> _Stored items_
------------------------------------------------------------------------
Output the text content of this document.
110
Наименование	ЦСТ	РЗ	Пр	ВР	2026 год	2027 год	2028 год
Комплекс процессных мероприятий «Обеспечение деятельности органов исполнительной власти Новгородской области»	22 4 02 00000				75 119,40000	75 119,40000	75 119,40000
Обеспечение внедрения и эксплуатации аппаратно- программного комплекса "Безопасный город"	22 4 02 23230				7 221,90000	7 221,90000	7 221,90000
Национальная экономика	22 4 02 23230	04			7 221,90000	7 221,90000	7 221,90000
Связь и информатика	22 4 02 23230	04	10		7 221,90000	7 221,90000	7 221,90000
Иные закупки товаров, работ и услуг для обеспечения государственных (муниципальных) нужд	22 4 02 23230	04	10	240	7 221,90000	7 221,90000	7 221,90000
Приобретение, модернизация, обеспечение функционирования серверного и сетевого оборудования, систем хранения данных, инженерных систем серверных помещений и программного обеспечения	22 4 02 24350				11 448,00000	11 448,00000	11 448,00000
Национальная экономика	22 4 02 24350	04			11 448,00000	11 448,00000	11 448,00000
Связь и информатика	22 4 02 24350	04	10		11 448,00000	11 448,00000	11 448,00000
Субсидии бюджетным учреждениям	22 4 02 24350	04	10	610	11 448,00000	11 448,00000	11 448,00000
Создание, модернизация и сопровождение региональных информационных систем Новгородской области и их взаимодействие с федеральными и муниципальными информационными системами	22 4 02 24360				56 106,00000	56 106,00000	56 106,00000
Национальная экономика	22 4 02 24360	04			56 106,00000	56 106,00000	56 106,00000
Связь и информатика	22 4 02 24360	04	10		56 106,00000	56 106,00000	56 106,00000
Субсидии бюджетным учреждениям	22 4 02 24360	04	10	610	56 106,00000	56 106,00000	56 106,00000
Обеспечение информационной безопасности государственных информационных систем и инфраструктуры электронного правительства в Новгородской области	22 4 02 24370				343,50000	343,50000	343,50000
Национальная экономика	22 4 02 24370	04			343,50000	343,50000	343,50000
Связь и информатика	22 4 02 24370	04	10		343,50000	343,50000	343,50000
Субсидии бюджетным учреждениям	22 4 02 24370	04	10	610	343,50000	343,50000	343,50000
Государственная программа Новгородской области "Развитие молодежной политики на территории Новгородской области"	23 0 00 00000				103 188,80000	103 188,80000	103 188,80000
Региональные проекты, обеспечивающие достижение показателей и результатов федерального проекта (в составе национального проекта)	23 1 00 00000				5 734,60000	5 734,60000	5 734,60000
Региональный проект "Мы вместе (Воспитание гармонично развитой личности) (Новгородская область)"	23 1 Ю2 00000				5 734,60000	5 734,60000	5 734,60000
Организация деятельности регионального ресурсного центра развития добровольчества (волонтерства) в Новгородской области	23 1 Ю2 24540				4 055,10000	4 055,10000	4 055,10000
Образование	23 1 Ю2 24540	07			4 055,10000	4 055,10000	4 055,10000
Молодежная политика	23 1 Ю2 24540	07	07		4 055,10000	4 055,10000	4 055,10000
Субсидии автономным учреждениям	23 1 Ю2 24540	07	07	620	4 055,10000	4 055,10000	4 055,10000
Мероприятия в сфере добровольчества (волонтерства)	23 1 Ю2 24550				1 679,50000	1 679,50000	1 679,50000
------------------------------------------------------------------------
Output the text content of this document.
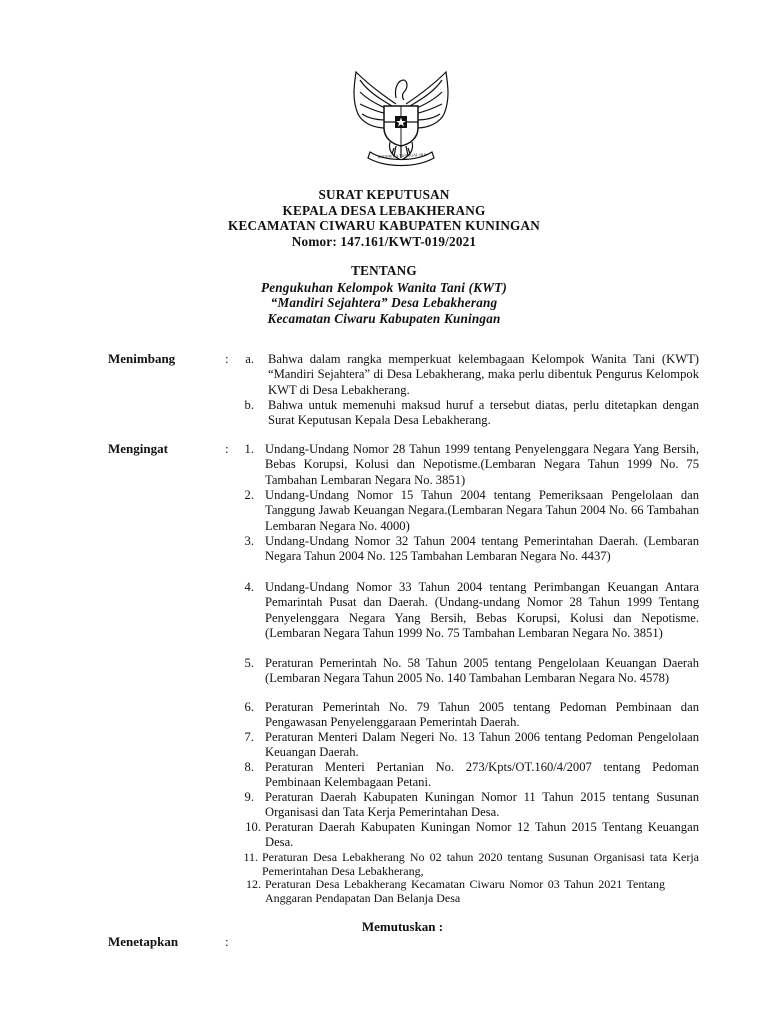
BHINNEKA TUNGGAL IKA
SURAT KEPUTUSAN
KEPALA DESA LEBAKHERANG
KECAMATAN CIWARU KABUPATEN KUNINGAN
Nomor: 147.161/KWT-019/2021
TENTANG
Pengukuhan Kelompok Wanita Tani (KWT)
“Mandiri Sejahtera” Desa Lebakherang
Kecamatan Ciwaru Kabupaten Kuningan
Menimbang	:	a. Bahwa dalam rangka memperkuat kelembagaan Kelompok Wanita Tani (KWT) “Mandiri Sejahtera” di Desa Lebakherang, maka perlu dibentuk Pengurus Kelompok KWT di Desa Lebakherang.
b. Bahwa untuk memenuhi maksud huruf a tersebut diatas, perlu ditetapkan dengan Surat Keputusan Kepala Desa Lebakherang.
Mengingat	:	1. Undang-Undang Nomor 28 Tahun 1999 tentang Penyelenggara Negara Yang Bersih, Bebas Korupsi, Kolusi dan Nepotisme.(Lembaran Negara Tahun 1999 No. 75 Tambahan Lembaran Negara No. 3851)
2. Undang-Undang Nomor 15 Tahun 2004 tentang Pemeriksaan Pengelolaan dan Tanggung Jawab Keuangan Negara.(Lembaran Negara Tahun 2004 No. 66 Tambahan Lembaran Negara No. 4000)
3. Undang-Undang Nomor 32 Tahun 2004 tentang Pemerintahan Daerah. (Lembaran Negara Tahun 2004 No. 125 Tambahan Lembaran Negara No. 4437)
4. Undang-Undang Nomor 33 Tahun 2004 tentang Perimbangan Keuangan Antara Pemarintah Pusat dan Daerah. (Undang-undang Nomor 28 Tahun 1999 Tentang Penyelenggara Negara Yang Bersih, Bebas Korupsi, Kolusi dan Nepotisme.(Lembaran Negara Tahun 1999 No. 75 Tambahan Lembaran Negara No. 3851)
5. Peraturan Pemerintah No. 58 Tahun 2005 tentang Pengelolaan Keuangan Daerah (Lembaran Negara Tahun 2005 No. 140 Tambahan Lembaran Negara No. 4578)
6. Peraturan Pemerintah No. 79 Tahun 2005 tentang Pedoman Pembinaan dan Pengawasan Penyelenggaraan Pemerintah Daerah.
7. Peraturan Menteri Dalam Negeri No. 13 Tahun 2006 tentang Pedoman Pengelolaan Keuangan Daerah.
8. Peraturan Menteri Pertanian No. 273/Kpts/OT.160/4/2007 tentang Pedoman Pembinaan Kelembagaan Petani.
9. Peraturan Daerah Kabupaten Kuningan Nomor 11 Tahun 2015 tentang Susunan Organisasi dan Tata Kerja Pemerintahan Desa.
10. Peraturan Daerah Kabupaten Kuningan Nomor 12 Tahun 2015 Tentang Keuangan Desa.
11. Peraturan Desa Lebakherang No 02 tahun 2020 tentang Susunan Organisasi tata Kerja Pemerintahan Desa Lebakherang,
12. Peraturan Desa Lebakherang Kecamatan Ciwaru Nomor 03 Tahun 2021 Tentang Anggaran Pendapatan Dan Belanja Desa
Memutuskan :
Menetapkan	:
------------------------------------------------------------------------
> _Work to be completed_
Locate all lines that include the word "Субсидии" and copy them out.

> _In response_
Субсидии бюджетным учреждениям	22 4 02 24350	04	10	610	11 448,00000	11 448,00000	11 448,00000
Субсидии бюджетным учреждениям	22 4 02 24360	04	10	610	56 106,00000	56 106,00000	56 106,00000
Субсидии бюджетным учреждениям	22 4 02 24370	04	10	610	343,50000	343,50000	343,50000
Субсидии автономным учреждениям	23 1 Ю2 24540	07	07	620	4 055,10000	4 055,10000	4 055,10000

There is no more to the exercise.